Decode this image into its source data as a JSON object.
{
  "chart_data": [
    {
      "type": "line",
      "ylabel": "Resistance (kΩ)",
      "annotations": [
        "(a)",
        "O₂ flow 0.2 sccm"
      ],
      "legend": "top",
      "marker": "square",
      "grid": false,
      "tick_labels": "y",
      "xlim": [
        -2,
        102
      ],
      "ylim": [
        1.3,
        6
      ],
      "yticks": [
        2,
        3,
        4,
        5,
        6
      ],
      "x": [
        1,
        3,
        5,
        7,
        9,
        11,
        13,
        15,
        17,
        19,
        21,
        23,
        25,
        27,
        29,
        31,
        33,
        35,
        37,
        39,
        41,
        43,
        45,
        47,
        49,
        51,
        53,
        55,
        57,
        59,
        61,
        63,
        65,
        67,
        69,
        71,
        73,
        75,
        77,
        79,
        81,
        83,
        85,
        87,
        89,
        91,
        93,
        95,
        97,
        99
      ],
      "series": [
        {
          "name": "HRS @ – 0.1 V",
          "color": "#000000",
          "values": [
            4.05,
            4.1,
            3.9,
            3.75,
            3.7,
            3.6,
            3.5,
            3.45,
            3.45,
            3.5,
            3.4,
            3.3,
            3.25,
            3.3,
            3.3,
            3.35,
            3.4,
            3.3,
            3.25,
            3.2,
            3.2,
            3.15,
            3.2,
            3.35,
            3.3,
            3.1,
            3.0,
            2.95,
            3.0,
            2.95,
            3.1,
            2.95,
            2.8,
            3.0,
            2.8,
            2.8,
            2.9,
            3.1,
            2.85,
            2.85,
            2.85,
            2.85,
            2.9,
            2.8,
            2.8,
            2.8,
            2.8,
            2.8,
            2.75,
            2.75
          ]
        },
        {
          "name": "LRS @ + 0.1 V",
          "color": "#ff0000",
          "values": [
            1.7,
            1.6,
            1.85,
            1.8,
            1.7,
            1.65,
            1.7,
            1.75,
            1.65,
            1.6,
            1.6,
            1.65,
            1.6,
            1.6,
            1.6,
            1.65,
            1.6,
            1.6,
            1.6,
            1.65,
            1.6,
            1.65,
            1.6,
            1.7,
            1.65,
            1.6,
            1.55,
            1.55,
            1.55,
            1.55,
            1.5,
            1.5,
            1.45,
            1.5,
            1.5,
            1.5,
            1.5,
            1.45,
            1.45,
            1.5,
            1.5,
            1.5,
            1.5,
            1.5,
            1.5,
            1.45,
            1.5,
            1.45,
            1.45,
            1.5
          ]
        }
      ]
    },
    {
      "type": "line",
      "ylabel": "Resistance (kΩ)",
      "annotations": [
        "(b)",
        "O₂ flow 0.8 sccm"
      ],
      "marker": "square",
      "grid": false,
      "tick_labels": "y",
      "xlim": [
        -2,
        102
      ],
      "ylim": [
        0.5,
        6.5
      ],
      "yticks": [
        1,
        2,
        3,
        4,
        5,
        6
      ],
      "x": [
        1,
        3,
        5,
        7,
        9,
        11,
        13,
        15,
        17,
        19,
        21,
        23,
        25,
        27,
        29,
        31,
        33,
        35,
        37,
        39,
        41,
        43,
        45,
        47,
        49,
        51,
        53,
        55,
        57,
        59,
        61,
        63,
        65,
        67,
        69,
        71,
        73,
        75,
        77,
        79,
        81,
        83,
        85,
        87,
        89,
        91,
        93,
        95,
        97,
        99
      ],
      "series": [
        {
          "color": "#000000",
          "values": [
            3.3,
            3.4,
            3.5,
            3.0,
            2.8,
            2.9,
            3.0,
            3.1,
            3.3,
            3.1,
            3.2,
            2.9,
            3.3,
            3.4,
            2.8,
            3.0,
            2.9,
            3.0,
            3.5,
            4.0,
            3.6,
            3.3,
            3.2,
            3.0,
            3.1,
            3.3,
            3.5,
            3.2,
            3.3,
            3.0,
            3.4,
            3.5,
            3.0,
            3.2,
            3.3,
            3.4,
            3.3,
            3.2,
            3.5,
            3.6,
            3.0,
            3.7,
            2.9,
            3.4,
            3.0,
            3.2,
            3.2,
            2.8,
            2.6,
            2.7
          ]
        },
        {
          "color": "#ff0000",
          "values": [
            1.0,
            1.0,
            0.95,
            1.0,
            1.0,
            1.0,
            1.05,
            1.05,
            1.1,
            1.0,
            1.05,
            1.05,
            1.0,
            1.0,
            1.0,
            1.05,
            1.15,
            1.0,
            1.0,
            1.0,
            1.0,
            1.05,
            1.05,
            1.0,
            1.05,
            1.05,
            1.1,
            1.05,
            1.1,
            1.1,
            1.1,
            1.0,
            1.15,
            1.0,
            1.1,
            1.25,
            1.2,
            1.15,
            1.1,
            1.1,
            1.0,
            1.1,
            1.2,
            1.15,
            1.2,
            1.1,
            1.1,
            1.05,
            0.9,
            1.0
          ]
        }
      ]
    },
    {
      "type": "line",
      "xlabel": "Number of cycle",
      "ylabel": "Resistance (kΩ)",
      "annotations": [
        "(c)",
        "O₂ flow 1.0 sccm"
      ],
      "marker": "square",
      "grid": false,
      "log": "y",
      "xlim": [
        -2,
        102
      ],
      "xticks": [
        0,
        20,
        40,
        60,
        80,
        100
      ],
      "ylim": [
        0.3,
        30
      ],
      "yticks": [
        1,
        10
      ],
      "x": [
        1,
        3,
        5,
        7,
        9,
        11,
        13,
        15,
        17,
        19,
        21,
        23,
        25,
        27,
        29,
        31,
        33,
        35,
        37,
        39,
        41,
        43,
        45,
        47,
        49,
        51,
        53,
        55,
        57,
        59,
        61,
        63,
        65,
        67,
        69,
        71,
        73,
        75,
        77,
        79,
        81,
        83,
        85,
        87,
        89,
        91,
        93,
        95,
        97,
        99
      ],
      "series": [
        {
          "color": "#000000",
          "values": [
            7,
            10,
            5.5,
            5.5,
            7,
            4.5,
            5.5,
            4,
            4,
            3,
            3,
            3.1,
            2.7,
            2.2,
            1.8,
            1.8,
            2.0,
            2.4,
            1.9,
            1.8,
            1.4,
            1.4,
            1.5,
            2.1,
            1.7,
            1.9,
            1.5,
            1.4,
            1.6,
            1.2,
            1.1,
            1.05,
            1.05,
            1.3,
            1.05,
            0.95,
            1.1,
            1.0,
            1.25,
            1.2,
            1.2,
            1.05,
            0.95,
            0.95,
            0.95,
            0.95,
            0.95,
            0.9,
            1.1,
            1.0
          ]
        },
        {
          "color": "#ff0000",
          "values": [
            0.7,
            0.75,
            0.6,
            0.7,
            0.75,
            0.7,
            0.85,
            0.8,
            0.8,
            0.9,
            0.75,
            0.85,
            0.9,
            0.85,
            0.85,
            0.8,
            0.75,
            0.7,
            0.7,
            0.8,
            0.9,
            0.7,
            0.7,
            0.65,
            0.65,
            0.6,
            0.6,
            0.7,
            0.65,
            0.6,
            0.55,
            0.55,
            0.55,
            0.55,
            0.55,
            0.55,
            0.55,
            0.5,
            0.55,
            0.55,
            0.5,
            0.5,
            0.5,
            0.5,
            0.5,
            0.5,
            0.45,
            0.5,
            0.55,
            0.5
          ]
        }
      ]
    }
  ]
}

◇ ◇ ◇ ◇

_BRIEF:_
Print all the data exactly.

_FINISHED ANSWER:_
Decode this image into its source data as a JSON object.
{
  "chart_data": [
    {
      "type": "line",
      "ylabel": "Resistance (kΩ)",
      "annotations": [
        "(a)",
        "O₂ flow 0.2 sccm"
      ],
      "legend": "top",
      "marker": "square",
      "grid": false,
      "tick_labels": "y",
      "xlim": [
        -2,
        102
      ],
      "ylim": [
        1.3,
        6
      ],
      "yticks": [
        2,
        3,
        4,
        5,
        6
      ],
      "x": [
        1,
        3,
        5,
        7,
        9,
        11,
        13,
        15,
        17,
        19,
        21,
        23,
        25,
        27,
        29,
        31,
        33,
        35,
        37,
        39,
        41,
        43,
        45,
        47,
        49,
        51,
        53,
        55,
        57,
        59,
        61,
        63,
        65,
        67,
        69,
        71,
        73,
        75,
        77,
        79,
        81,
        83,
        85,
        87,
        89,
        91,
        93,
        95,
        97,
        99
      ],
      "series": [
        {
          "name": "HRS @ – 0.1 V",
          "color": "#000000",
          "values": [
            4.05,
            4.1,
            3.9,
            3.75,
            3.7,
            3.6,
            3.5,
            3.45,
            3.45,
            3.5,
            3.4,
            3.3,
            3.25,
            3.3,
            3.3,
            3.35,
            3.4,
            3.3,
            3.25,
            3.2,
            3.2,
            3.15,
            3.2,
            3.35,
            3.3,
            3.1,
            3.0,
            2.95,
            3.0,
            2.95,
            3.1,
            2.95,
            2.8,
            3.0,
            2.8,
            2.8,
            2.9,
            3.1,
            2.85,
            2.85,
            2.85,
            2.85,
            2.9,
            2.8,
            2.8,
            2.8,
            2.8,
            2.8,
            2.75,
            2.75
          ]
        },
        {
          "name": "LRS @ + 0.1 V",
          "color": "#ff0000",
          "values": [
            1.7,
            1.6,
            1.85,
            1.8,
            1.7,
            1.65,
            1.7,
            1.75,
            1.65,
            1.6,
            1.6,
            1.65,
            1.6,
            1.6,
            1.6,
            1.65,
            1.6,
            1.6,
            1.6,
            1.65,
            1.6,
            1.65,
            1.6,
            1.7,
            1.65,
            1.6,
            1.55,
            1.55,
            1.55,
            1.55,
            1.5,
            1.5,
            1.45,
            1.5,
            1.5,
            1.5,
            1.5,
            1.45,
            1.45,
            1.5,
            1.5,
            1.5,
            1.5,
            1.5,
            1.5,
            1.45,
            1.5,
            1.45,
            1.45,
            1.5
          ]
        }
      ]
    },
    {
      "type": "line",
      "ylabel": "Resistance (kΩ)",
      "annotations": [
        "(b)",
        "O₂ flow 0.8 sccm"
      ],
      "marker": "square",
      "grid": false,
      "tick_labels": "y",
      "xlim": [
        -2,
        102
      ],
      "ylim": [
        0.5,
        6.5
      ],
      "yticks": [
        1,
        2,
        3,
        4,
        5,
        6
      ],
      "x": [
        1,
        3,
        5,
        7,
        9,
        11,
        13,
        15,
        17,
        19,
        21,
        23,
        25,
        27,
        29,
        31,
        33,
        35,
        37,
        39,
        41,
        43,
        45,
        47,
        49,
        51,
        53,
        55,
        57,
        59,
        61,
        63,
        65,
        67,
        69,
        71,
        73,
        75,
        77,
        79,
        81,
        83,
        85,
        87,
        89,
        91,
        93,
        95,
        97,
        99
      ],
      "series": [
        {
          "color": "#000000",
          "values": [
            3.3,
            3.4,
            3.5,
            3.0,
            2.8,
            2.9,
            3.0,
            3.1,
            3.3,
            3.1,
            3.2,
            2.9,
            3.3,
            3.4,
            2.8,
            3.0,
            2.9,
            3.0,
            3.5,
            4.0,
            3.6,
            3.3,
            3.2,
            3.0,
            3.1,
            3.3,
            3.5,
            3.2,
            3.3,
            3.0,
            3.4,
            3.5,
            3.0,
            3.2,
            3.3,
            3.4,
            3.3,
            3.2,
            3.5,
            3.6,
            3.0,
            3.7,
            2.9,
            3.4,
            3.0,
            3.2,
            3.2,
            2.8,
            2.6,
            2.7
          ]
        },
        {
          "color": "#ff0000",
          "values": [
            1.0,
            1.0,
            0.95,
            1.0,
            1.0,
            1.0,
            1.05,
            1.05,
            1.1,
            1.0,
            1.05,
            1.05,
            1.0,
            1.0,
            1.0,
            1.05,
            1.15,
            1.0,
            1.0,
            1.0,
            1.0,
            1.05,
            1.05,
            1.0,
            1.05,
            1.05,
            1.1,
            1.05,
            1.1,
            1.1,
            1.1,
            1.0,
            1.15,
            1.0,
            1.1,
            1.25,
            1.2,
            1.15,
            1.1,
            1.1,
            1.0,
            1.1,
            1.2,
            1.15,
            1.2,
            1.1,
            1.1,
            1.05,
            0.9,
            1.0
          ]
        }
      ]
    },
    {
      "type": "line",
      "xlabel": "Number of cycle",
      "ylabel": "Resistance (kΩ)",
      "annotations": [
        "(c)",
        "O₂ flow 1.0 sccm"
      ],
      "marker": "square",
      "grid": false,
      "log": "y",
      "xlim": [
        -2,
        102
      ],
      "xticks": [
        0,
        20,
        40,
        60,
        80,
        100
      ],
      "ylim": [
        0.3,
        30
      ],
      "yticks": [
        1,
        10
      ],
      "x": [
        1,
        3,
        5,
        7,
        9,
        11,
        13,
        15,
        17,
        19,
        21,
        23,
        25,
        27,
        29,
        31,
        33,
        35,
        37,
        39,
        41,
        43,
        45,
        47,
        49,
        51,
        53,
        55,
        57,
        59,
        61,
        63,
        65,
        67,
        69,
        71,
        73,
        75,
        77,
        79,
        81,
        83,
        85,
        87,
        89,
        91,
        93,
        95,
        97,
        99
      ],
      "series": [
        {
          "color": "#000000",
          "values": [
            7,
            10,
            5.5,
            5.5,
            7,
            4.5,
            5.5,
            4,
            4,
            3,
            3,
            3.1,
            2.7,
            2.2,
            1.8,
            1.8,
            2.0,
            2.4,
            1.9,
            1.8,
            1.4,
            1.4,
            1.5,
            2.1,
            1.7,
            1.9,
            1.5,
            1.4,
            1.6,
            1.2,
            1.1,
            1.05,
            1.05,
            1.3,
            1.05,
            0.95,
            1.1,
            1.0,
            1.25,
            1.2,
            1.2,
            1.05,
            0.95,
            0.95,
            0.95,
            0.95,
            0.95,
            0.9,
            1.1,
            1.0
          ]
        },
        {
          "color": "#ff0000",
          "values": [
            0.7,
            0.75,
            0.6,
            0.7,
            0.75,
            0.7,
            0.85,
            0.8,
            0.8,
            0.9,
            0.75,
            0.85,
            0.9,
            0.85,
            0.85,
            0.8,
            0.75,
            0.7,
            0.7,
            0.8,
            0.9,
            0.7,
            0.7,
            0.65,
            0.65,
            0.6,
            0.6,
            0.7,
            0.65,
            0.6,
            0.55,
            0.55,
            0.55,
            0.55,
            0.55,
            0.55,
            0.55,
            0.5,
            0.55,
            0.55,
            0.5,
            0.5,
            0.5,
            0.5,
            0.5,
            0.5,
            0.45,
            0.5,
            0.55,
            0.5
          ]
        }
      ]
    }
  ]
}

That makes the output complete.